Stored data
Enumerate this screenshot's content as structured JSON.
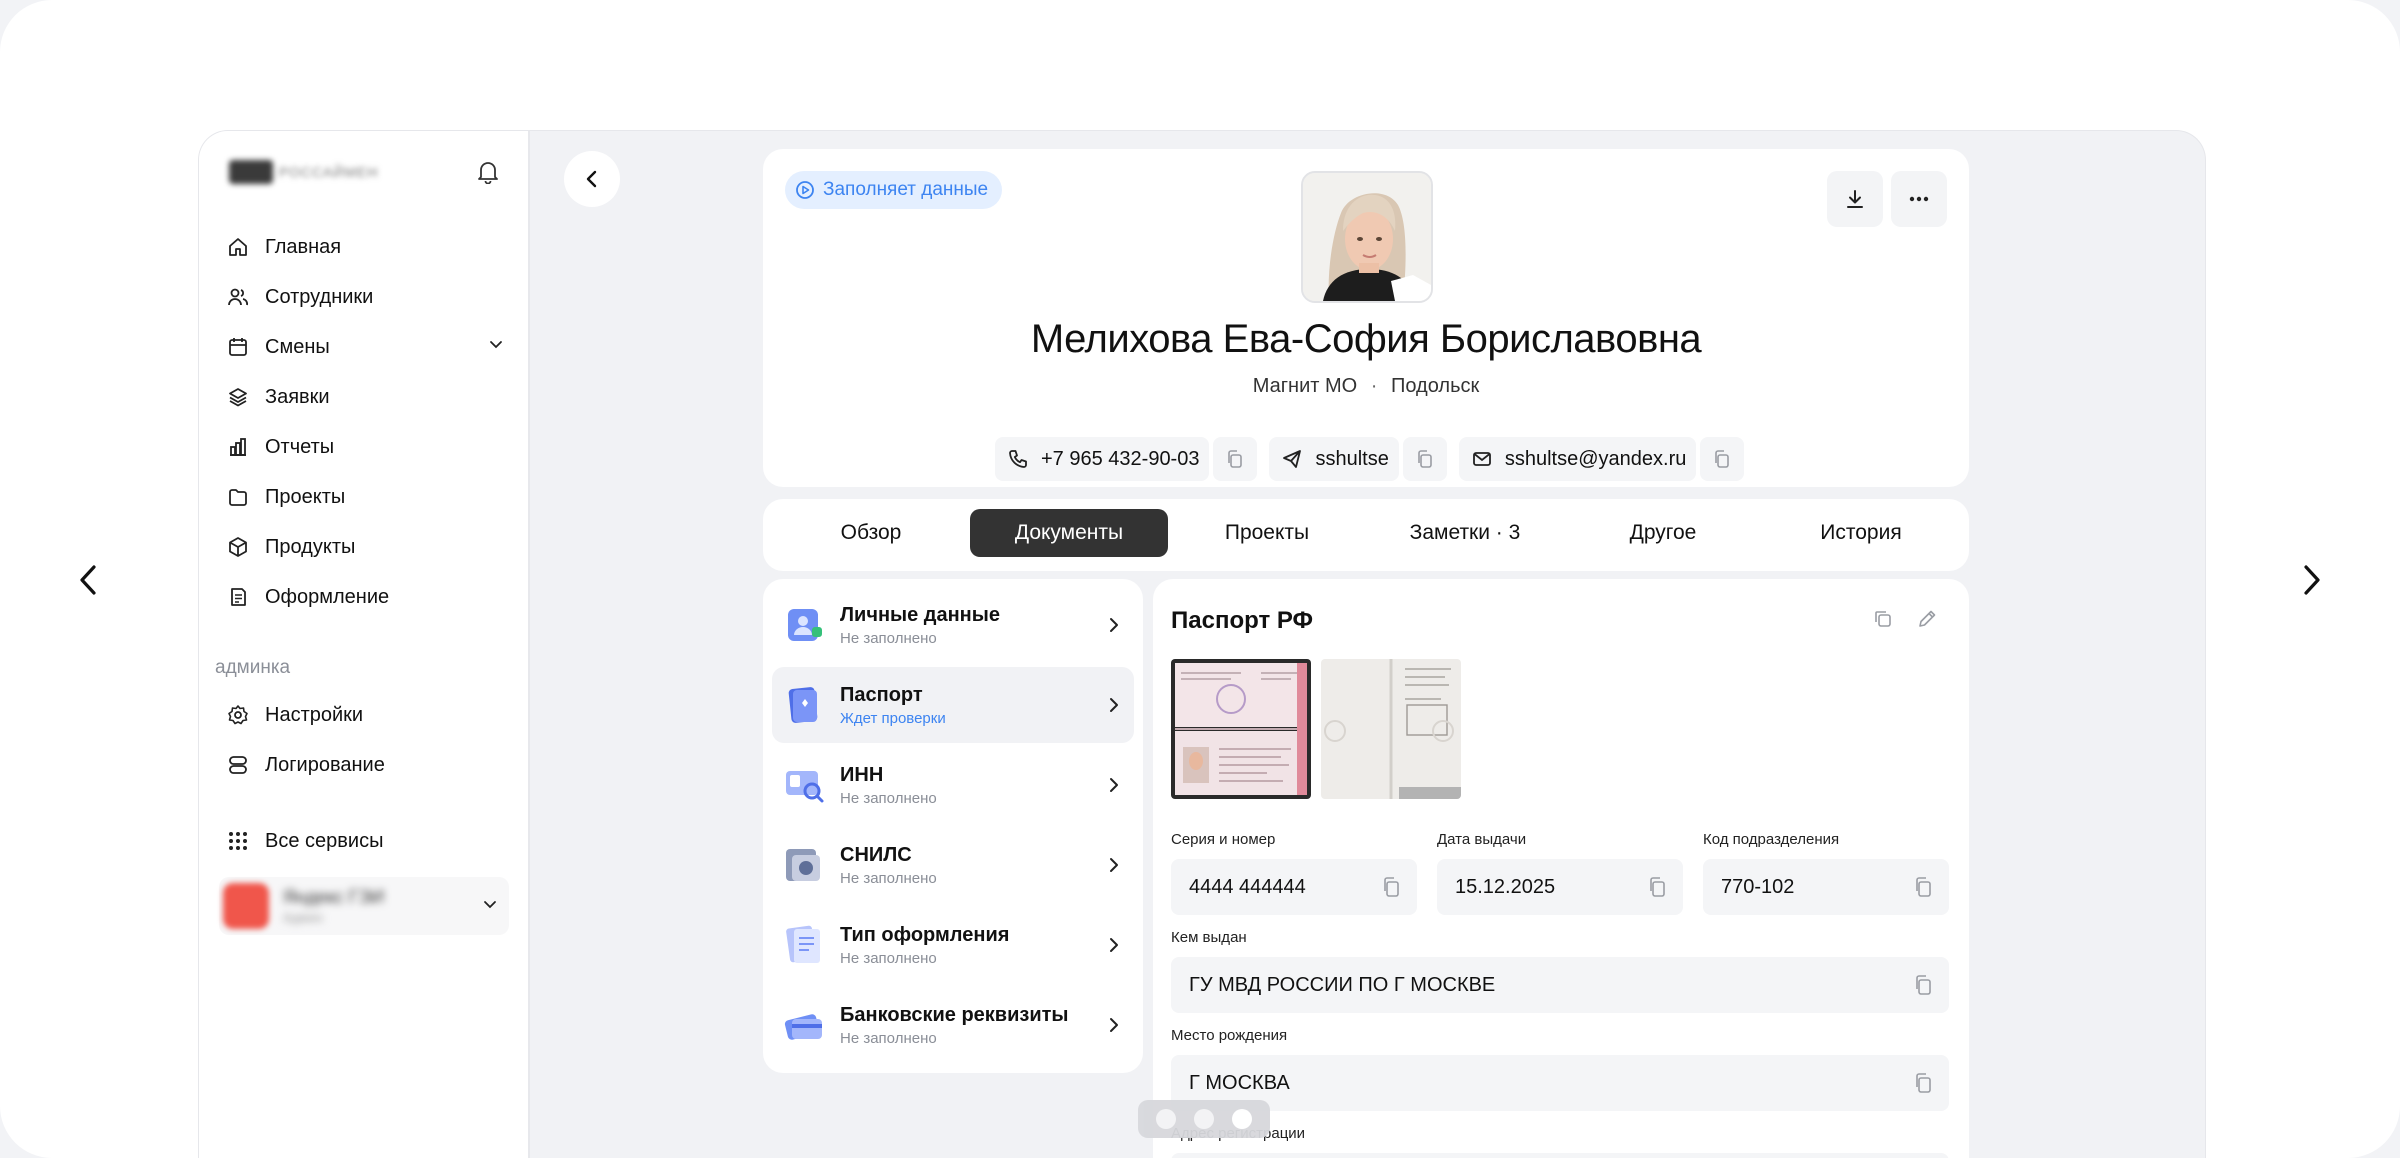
{
  "sidebar": {
    "brand": "РОССАЙМЕН",
    "menu": [
      {
        "label": "Главная",
        "icon": "home-icon"
      },
      {
        "label": "Сотрудники",
        "icon": "users-icon"
      },
      {
        "label": "Смены",
        "icon": "calendar-icon"
      },
      {
        "label": "Заявки",
        "icon": "layers-icon"
      },
      {
        "label": "Отчеты",
        "icon": "bar-chart-icon"
      },
      {
        "label": "Проекты",
        "icon": "folder-icon"
      },
      {
        "label": "Продукты",
        "icon": "box-icon"
      },
      {
        "label": "Оформление",
        "icon": "document-icon"
      }
    ],
    "admin_label": "админка",
    "admin_menu": [
      {
        "label": "Настройки",
        "icon": "gear-icon"
      },
      {
        "label": "Логирование",
        "icon": "database-icon"
      }
    ],
    "all_services": "Все сервисы",
    "account": {
      "name": "Яндекс ГЭИ",
      "sub": "Админ"
    }
  },
  "profile": {
    "status": "Заполняет данные",
    "name": "Мелихова Ева-София Бориславовна",
    "company": "Магнит МО",
    "separator": "·",
    "city": "Подольск",
    "phone": "+7 965 432-90-03",
    "telegram": "sshultse",
    "email": "sshultse@yandex.ru"
  },
  "tabs": [
    "Обзор",
    "Документы",
    "Проекты",
    "Заметки · 3",
    "Другое",
    "История"
  ],
  "active_tab": "Документы",
  "documents": [
    {
      "title": "Личные данные",
      "status": "Не заполнено"
    },
    {
      "title": "Паспорт",
      "status": "Ждет проверки"
    },
    {
      "title": "ИНН",
      "status": "Не заполнено"
    },
    {
      "title": "СНИЛС",
      "status": "Не заполнено"
    },
    {
      "title": "Тип оформления",
      "status": "Не заполнено"
    },
    {
      "title": "Банковские реквизиты",
      "status": "Не заполнено"
    }
  ],
  "passport": {
    "title": "Паспорт РФ",
    "series_label": "Серия и номер",
    "series_value": "4444 444444",
    "date_label": "Дата выдачи",
    "date_value": "15.12.2025",
    "code_label": "Код подразделения",
    "code_value": "770-102",
    "issued_label": "Кем выдан",
    "issued_value": "ГУ МВД РОССИИ ПО Г МОСКВЕ",
    "birth_label": "Место рождения",
    "birth_value": "Г МОСКВА",
    "reg_label": "Адрес регистрации"
  },
  "colors": {
    "accent": "#3d84f1",
    "active_tab": "#333333",
    "page_bg": "#f1f2f5"
  }
}
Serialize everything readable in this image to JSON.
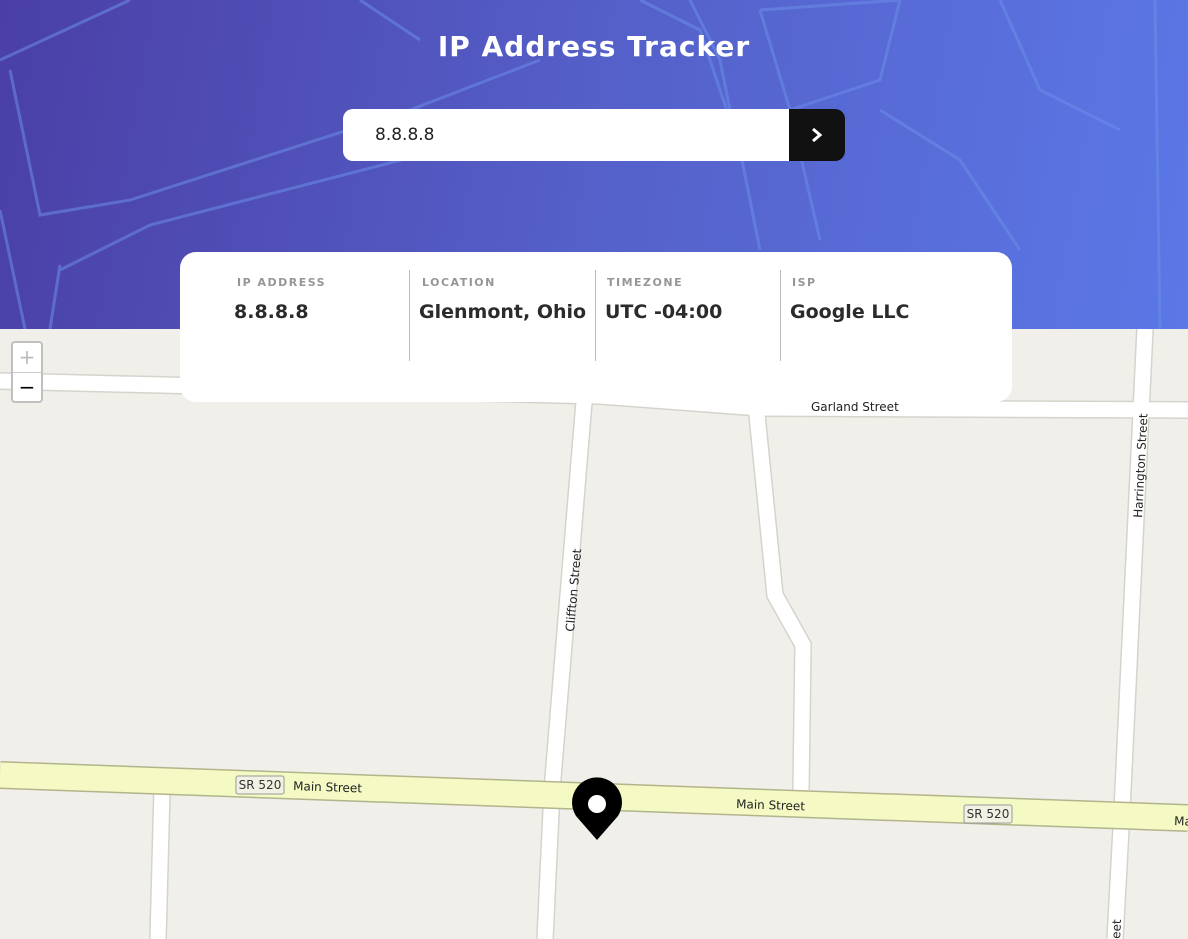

- [DIRECTIONS]: Return all of the data exactly as written, and drop the pictures.

- [ANSWER]:
Enumerate this screenshot's content as structured JSON.
{
  "sidebar": {
    "brand": "РОССАЙМЕН",
    "menu": [
      {
        "label": "Главная",
        "icon": "home-icon"
      },
      {
        "label": "Сотрудники",
        "icon": "users-icon"
      },
      {
        "label": "Смены",
        "icon": "calendar-icon"
      },
      {
        "label": "Заявки",
        "icon": "layers-icon"
      },
      {
        "label": "Отчеты",
        "icon": "bar-chart-icon"
      },
      {
        "label": "Проекты",
        "icon": "folder-icon"
      },
      {
        "label": "Продукты",
        "icon": "box-icon"
      },
      {
        "label": "Оформление",
        "icon": "document-icon"
      }
    ],
    "admin_label": "админка",
    "admin_menu": [
      {
        "label": "Настройки",
        "icon": "gear-icon"
      },
      {
        "label": "Логирование",
        "icon": "database-icon"
      }
    ],
    "all_services": "Все сервисы",
    "account": {
      "name": "Яндекс ГЭИ",
      "sub": "Админ"
    }
  },
  "profile": {
    "status": "Заполняет данные",
    "name": "Мелихова Ева-София Бориславовна",
    "company": "Магнит МО",
    "separator": "·",
    "city": "Подольск",
    "phone": "+7 965 432-90-03",
    "telegram": "sshultse",
    "email": "sshultse@yandex.ru"
  },
  "tabs": [
    "Обзор",
    "Документы",
    "Проекты",
    "Заметки · 3",
    "Другое",
    "История"
  ],
  "active_tab": "Документы",
  "documents": [
    {
      "title": "Личные данные",
      "status": "Не заполнено"
    },
    {
      "title": "Паспорт",
      "status": "Ждет проверки"
    },
    {
      "title": "ИНН",
      "status": "Не заполнено"
    },
    {
      "title": "СНИЛС",
      "status": "Не заполнено"
    },
    {
      "title": "Тип оформления",
      "status": "Не заполнено"
    },
    {
      "title": "Банковские реквизиты",
      "status": "Не заполнено"
    }
  ],
  "passport": {
    "title": "Паспорт РФ",
    "series_label": "Серия и номер",
    "series_value": "4444 444444",
    "date_label": "Дата выдачи",
    "date_value": "15.12.2025",
    "code_label": "Код подразделения",
    "code_value": "770-102",
    "issued_label": "Кем выдан",
    "issued_value": "ГУ МВД РОССИИ ПО Г МОСКВЕ",
    "birth_label": "Место рождения",
    "birth_value": "Г МОСКВА",
    "reg_label": "Адрес регистрации"
  },
  "colors": {
    "accent": "#3d84f1",
    "active_tab": "#333333",
    "page_bg": "#f1f2f5"
  }
}
Serialize everything readable in this image to JSON.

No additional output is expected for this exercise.